• GIVEN TASK: Go through the data below. Pull out every line that has the word "name".

··· GIVEN INFORMATION

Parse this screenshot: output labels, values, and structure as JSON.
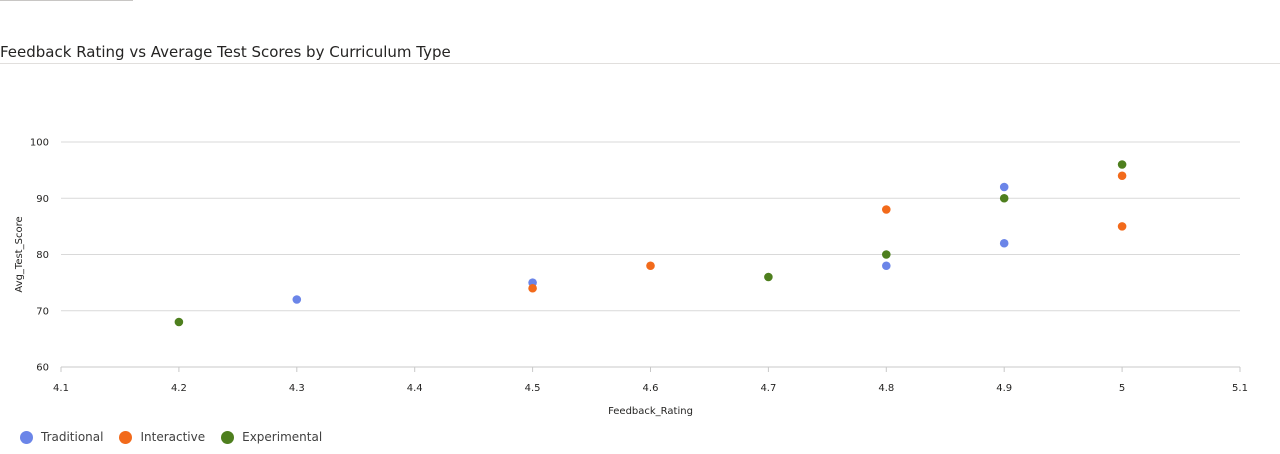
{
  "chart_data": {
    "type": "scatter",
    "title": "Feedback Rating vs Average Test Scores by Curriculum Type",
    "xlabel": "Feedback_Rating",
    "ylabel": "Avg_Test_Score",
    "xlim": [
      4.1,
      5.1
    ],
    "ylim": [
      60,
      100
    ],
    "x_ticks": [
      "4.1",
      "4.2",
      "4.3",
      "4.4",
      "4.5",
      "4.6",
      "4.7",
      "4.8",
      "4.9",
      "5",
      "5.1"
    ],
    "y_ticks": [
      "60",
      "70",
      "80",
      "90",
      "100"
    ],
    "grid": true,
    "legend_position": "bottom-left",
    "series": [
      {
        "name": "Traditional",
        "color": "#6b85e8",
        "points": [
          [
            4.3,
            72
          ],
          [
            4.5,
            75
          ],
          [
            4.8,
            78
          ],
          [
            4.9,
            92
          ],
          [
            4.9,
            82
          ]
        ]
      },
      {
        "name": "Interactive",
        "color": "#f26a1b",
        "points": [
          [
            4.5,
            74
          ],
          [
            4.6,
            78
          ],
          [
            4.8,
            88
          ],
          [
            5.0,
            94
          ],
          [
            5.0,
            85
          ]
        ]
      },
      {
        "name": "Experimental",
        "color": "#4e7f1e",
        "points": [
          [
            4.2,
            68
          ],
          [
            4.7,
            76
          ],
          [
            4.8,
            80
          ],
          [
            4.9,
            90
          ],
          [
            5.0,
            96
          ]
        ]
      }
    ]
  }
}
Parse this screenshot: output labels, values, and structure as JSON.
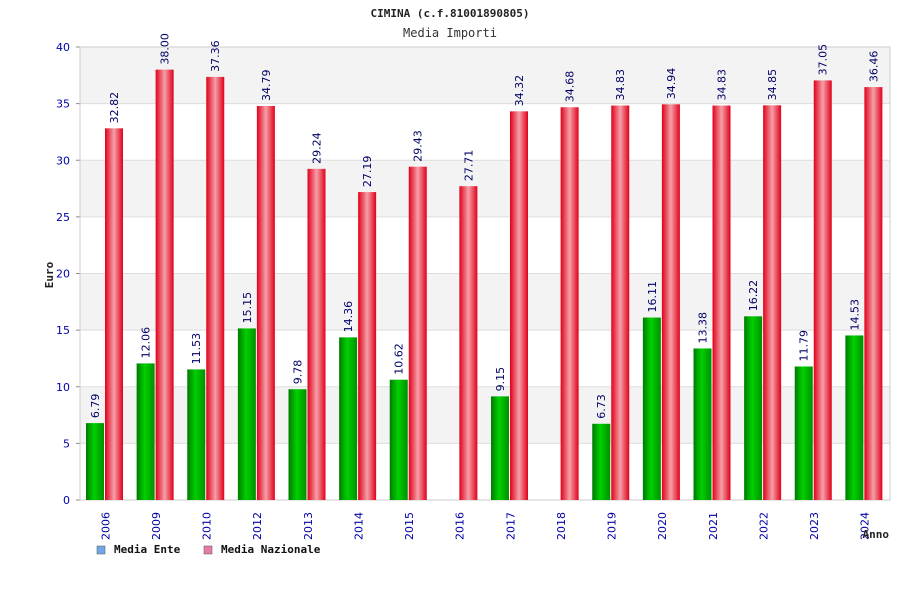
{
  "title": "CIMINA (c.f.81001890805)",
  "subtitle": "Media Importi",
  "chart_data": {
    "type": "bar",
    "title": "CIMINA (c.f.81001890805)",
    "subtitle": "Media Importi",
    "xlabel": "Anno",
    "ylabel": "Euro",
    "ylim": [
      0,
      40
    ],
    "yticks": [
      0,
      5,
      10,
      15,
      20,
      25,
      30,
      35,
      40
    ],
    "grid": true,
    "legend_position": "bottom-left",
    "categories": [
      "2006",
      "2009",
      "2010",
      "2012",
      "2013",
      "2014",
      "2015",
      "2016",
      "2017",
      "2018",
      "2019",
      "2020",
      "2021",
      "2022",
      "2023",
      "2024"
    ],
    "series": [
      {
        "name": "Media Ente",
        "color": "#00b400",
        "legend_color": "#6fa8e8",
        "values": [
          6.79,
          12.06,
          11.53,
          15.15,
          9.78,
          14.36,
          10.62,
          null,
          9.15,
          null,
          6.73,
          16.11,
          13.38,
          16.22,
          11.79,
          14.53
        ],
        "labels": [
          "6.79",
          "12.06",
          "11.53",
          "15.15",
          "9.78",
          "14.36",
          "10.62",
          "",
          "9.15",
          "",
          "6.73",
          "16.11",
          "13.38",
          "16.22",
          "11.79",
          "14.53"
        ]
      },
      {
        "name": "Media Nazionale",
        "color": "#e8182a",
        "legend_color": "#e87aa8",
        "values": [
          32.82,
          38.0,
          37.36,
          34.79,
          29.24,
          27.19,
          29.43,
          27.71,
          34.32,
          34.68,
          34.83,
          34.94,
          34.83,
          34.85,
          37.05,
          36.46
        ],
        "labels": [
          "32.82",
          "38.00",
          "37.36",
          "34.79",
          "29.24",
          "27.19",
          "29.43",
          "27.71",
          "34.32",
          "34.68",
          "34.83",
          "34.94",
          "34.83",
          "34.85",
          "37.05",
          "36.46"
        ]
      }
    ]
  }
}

······
··· GIVEN INFORMATION

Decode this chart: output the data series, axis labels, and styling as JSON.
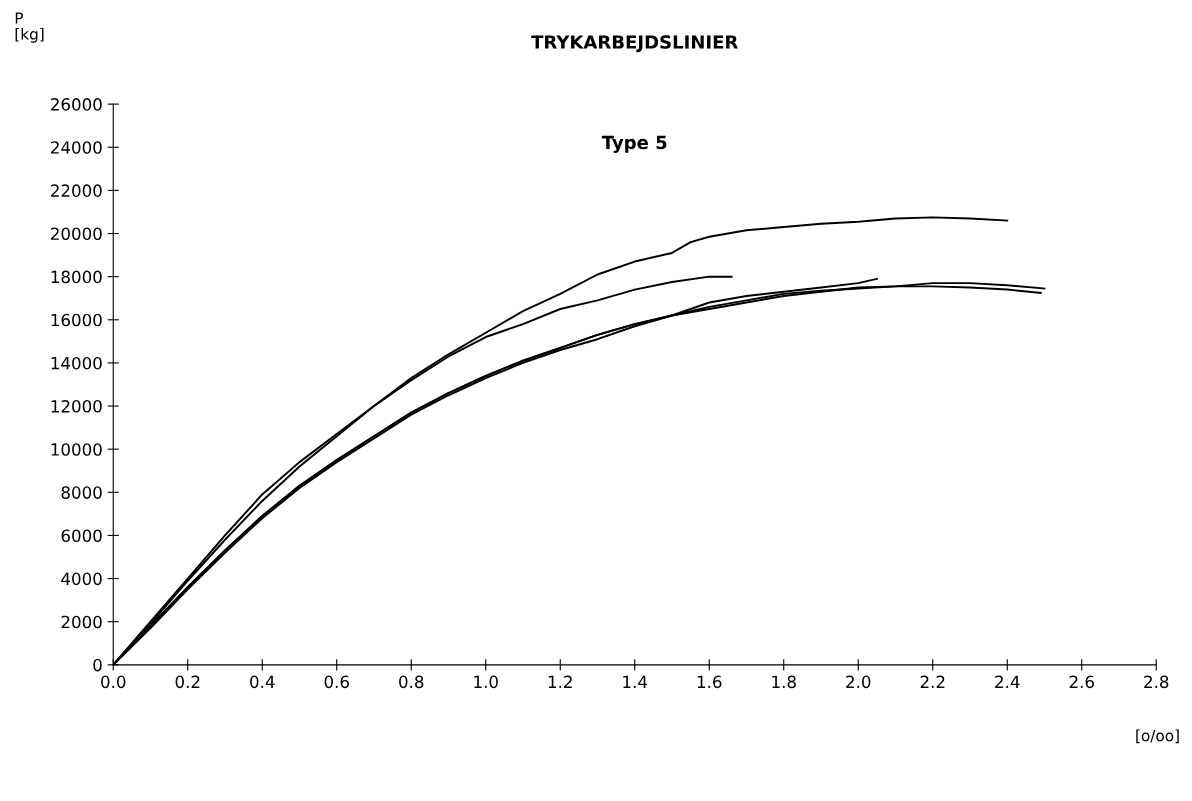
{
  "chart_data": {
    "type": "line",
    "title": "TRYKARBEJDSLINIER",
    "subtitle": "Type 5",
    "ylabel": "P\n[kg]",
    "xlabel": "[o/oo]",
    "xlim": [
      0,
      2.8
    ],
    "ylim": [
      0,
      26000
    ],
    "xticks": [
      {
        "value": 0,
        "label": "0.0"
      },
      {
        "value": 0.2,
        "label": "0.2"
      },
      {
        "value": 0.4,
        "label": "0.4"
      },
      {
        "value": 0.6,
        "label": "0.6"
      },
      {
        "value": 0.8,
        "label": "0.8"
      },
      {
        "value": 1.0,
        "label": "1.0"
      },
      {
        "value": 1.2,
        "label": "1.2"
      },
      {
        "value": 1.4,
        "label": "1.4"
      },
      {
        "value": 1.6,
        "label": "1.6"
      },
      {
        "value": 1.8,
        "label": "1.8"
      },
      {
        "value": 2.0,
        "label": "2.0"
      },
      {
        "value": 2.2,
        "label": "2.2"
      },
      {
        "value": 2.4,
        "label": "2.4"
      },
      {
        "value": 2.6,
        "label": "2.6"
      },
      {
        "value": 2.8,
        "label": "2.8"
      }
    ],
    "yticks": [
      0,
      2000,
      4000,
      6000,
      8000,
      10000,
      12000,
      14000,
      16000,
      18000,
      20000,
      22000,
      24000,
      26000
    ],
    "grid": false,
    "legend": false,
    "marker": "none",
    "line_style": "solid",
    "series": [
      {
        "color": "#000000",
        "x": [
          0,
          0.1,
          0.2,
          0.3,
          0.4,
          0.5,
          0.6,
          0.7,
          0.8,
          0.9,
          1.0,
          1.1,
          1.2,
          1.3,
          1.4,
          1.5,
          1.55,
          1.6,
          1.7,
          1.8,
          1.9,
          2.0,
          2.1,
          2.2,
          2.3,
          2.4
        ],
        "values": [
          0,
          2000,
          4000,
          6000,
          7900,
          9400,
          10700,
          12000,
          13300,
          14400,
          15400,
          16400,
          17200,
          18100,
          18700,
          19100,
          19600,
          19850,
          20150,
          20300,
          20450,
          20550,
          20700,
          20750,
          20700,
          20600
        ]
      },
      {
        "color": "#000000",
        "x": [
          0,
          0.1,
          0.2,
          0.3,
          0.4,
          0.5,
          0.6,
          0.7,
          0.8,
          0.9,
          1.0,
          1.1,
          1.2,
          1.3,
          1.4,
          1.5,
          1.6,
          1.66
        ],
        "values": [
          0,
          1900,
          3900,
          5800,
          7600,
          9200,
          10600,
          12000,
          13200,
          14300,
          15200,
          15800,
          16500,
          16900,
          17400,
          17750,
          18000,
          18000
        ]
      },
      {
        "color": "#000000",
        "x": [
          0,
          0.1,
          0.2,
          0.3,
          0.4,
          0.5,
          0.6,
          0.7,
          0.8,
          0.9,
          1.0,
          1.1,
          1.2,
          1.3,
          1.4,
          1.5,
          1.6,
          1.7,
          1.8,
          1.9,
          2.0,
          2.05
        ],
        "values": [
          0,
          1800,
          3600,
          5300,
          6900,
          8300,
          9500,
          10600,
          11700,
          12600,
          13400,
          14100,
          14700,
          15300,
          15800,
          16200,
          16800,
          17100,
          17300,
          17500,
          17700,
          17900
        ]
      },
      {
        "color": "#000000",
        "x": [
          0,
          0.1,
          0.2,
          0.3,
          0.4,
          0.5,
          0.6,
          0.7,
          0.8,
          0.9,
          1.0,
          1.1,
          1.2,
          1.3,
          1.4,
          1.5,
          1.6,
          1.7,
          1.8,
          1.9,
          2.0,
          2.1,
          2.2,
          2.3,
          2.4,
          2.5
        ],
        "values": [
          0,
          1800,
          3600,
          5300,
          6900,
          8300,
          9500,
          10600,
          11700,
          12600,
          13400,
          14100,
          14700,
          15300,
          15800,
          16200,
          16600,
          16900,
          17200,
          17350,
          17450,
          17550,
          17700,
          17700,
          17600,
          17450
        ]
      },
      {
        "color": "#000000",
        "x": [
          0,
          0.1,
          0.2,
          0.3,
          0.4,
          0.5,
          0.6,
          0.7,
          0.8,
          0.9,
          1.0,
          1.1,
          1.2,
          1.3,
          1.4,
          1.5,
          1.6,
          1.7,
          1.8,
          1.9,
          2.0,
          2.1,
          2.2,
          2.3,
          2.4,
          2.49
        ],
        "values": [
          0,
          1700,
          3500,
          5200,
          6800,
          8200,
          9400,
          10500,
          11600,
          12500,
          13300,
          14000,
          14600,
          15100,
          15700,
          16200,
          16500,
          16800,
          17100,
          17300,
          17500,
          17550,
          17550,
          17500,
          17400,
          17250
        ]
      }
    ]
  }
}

······
··· GIVEN INFORMATION

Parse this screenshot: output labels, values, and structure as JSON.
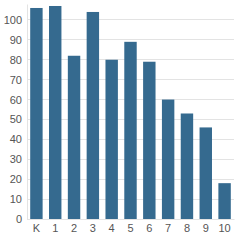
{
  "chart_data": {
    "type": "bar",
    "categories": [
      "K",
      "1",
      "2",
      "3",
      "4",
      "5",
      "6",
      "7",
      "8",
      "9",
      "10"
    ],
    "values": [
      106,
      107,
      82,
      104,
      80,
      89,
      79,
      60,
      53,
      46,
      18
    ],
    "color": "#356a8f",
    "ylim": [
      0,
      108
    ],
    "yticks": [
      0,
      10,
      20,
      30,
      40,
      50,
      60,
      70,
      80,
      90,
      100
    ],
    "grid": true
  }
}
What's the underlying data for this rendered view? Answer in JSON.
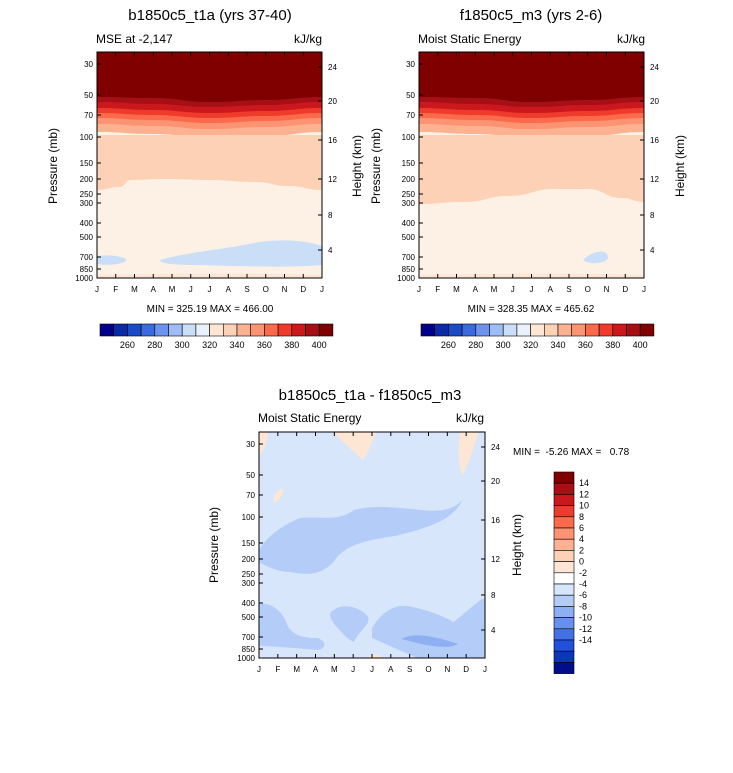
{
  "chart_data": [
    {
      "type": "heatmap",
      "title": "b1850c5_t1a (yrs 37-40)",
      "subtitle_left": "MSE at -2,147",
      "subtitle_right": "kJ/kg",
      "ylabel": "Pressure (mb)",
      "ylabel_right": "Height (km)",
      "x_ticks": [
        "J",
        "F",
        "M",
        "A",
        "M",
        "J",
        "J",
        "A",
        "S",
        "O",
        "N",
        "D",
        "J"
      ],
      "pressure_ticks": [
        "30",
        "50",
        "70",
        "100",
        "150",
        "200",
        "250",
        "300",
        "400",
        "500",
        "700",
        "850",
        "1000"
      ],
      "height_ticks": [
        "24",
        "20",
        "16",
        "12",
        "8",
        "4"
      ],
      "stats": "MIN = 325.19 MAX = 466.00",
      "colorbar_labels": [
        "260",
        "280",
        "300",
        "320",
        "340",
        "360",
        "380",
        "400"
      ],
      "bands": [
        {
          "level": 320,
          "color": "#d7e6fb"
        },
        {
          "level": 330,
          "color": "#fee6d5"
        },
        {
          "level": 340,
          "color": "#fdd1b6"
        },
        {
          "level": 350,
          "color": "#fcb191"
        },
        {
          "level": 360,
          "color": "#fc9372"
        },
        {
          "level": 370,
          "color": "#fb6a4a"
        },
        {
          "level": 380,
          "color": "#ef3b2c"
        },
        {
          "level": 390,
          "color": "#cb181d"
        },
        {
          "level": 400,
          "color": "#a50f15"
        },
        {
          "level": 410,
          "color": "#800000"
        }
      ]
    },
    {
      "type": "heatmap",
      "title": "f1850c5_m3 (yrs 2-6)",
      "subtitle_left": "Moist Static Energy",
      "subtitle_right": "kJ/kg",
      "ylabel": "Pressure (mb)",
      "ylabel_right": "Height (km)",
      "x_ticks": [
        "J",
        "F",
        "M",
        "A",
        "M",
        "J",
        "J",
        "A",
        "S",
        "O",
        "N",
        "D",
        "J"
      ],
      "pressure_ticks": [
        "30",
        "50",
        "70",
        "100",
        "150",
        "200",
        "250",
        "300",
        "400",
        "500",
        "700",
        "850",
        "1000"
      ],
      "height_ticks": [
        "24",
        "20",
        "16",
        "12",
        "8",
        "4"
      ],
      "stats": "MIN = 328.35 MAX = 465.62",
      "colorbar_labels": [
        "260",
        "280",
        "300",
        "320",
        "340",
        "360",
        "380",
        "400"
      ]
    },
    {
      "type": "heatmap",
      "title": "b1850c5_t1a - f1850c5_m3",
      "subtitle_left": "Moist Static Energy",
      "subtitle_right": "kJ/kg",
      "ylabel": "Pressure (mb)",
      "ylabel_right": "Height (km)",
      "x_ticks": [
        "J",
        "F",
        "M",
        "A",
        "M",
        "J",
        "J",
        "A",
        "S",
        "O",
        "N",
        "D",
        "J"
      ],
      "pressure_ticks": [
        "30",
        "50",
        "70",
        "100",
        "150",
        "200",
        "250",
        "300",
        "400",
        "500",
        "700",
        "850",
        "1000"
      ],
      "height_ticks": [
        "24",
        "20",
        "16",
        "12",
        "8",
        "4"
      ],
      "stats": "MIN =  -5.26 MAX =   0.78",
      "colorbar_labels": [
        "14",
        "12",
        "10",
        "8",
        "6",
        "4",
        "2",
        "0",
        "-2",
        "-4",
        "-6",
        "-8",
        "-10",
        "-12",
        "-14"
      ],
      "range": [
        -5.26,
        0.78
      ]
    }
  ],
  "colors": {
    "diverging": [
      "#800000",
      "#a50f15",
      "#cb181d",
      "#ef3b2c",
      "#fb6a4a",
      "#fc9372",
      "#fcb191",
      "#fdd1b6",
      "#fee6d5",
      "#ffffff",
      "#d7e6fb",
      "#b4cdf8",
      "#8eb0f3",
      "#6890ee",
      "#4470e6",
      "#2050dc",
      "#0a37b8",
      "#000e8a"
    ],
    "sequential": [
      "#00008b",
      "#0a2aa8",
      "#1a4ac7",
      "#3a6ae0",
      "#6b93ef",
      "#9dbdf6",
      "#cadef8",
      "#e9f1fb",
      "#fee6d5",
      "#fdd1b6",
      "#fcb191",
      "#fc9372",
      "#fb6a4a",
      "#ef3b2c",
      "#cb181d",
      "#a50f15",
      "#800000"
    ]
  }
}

······

• OUTPUT FOR THIS TASK:
        "name": "Traditional",
        "name": "Interactive",
        "name": "Experimental",
        "name": "Media Ente",
        "name": "Media Nazionale",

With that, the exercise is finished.